**Aufgabe:**
Ersetze in den Zeilen von der mit „179, 596, 212]“ bis einschließlich der mit „724, 596, 791]“ überall „застрахованное лицо“ durch „застрахованного гражданина“. Gib nur diese Zeilen zurück, sonst unverändert.

**Einträge zur Übung:**

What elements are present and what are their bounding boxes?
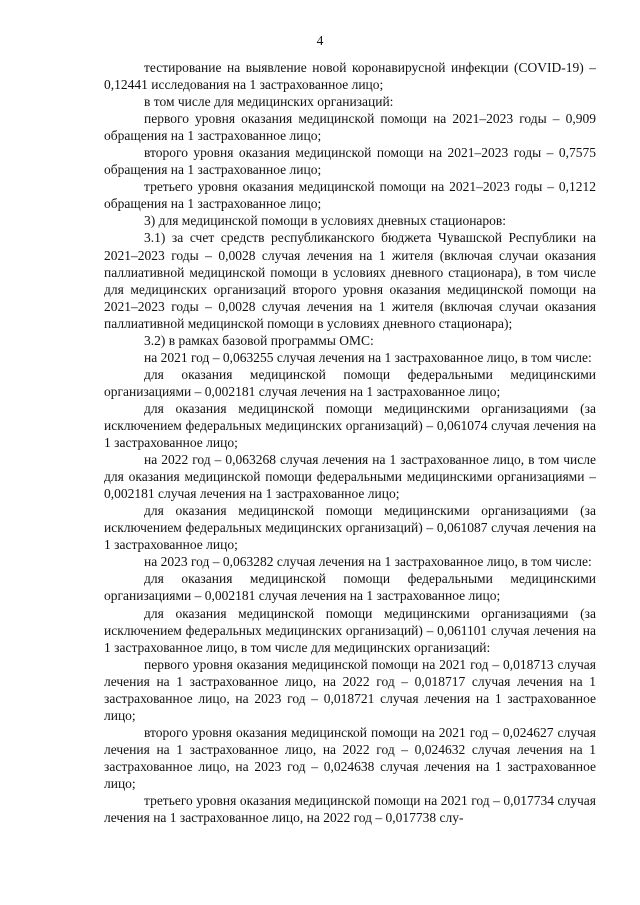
paragraph: третьего уровня оказания медицинской помощи на 2021–2023 годы – 0,1212 обращения на 1 застрахованное лицо; [104, 179, 596, 212]
paragraph: второго уровня оказания медицинской помощи на 2021 год – 0,024627 случая лечения на 1 застрахованное лицо, на 2022 год – 0,024632 случая лечения на 1 застрахованное лицо, на 2023 год – 0,024638 случая лечения на 1 застрахованное лицо; [104, 724, 596, 791]
paragraph: для оказания медицинской помощи медицинскими организациями (за исключением федеральных медицинских организаций) – 0,061074 случая лечения на 1 застрахованное лицо; [104, 400, 596, 451]
paragraph: на 2021 год – 0,063255 случая лечения на 1 застрахованное лицо, в том числе: [144, 349, 592, 365]
document-body [104, 59, 596, 826]
paragraph: 3) для медицинской помощи в условиях дневных стационаров: [144, 213, 507, 229]
page-number: 4 [316, 33, 324, 48]
paragraph: 3.2) в рамках базовой программы ОМС: [144, 332, 374, 348]
paragraph: второго уровня оказания медицинской помощи на 2021–2023 годы – 0,7575 обращения на 1 застрахованное лицо; [104, 145, 596, 178]
paragraph: для оказания медицинской помощи медицинскими организациями (за исключением федеральных медицинских организаций) – 0,061087 случая лечения на 1 застрахованное лицо; [104, 503, 596, 553]
paragraph: первого уровня оказания медицинской помощи на 2021 год – 0,018713 случая лечения на 1 застрахованное лицо, на 2022 год – 0,018717 случая лечения на 1 застрахованное лицо, на 2023 год – 0,018721 случая лечения на 1 застрахованное лицо; [104, 656, 596, 723]
paragraph: третьего уровня оказания медицинской помощи на 2021 год – 0,017734 случая лечения на 1 застрахованное лицо, на 2022 год – 0,017738 слу- [104, 793, 596, 826]
paragraph: в том числе для медицинских организаций: [144, 94, 394, 110]
paragraph: для оказания медицинской помощи федеральными медицинскими организациями – 0,002181 случая лечения на 1 застрахованное лицо; [104, 571, 596, 604]
paragraph: на 2022 год – 0,063268 случая лечения на 1 застрахованное лицо, в том числе для оказания медицинской помощи федеральными медицинскими организациями – 0,002181 случая лечения на 1 застрахованное лицо; [104, 452, 596, 502]
paragraph: на 2023 год – 0,063282 случая лечения на 1 застрахованное лицо, в том числе: [144, 554, 592, 570]
paragraph: 3.1) за счет средств республиканского бюджета Чувашской Республики на 2021–2023 годы – 0,0028 случая лечения на 1 жителя (включая случаи оказания паллиативной медицинской помощи в условиях дневного стационара), в том числе для медицинских организаций второго уровня оказания медицинской помощи на 2021–2023 годы – 0,0028 случая лечения на 1 жителя (включая случаи оказания паллиативной медицинской помощи в условиях дневного стационара); [104, 230, 596, 331]
paragraph: тестирование на выявление новой коронавирусной инфекции (COVID-19) – 0,12441 исследования на 1 застрахованное лицо; [104, 60, 596, 93]
paragraph: для оказания медицинской помощи федеральными медицинскими организациями – 0,002181 случая лечения на 1 застрахованное лицо; [104, 366, 596, 399]
paragraph: для оказания медицинской помощи медицинскими организациями (за исключением федеральных медицинских организаций) – 0,061101 случая лечения на 1 застрахованное лицо, в том числе для медицинских организаций: [104, 605, 596, 655]
paragraph: первого уровня оказания медицинской помощи на 2021–2023 годы – 0,909 обращения на 1 застрахованное лицо; [104, 111, 596, 144]
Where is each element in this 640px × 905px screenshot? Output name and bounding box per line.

**Lösung:**
paragraph: третьего уровня оказания медицинской помощи на 2021–2023 годы – 0,1212 обращения на 1 застрахованного гражданина; [104, 179, 596, 212]
paragraph: второго уровня оказания медицинской помощи на 2021 год – 0,024627 случая лечения на 1 застрахованного гражданина, на 2022 год – 0,024632 случая лечения на 1 застрахованного гражданина, на 2023 год – 0,024638 случая лечения на 1 застрахованного гражданина; [104, 724, 596, 791]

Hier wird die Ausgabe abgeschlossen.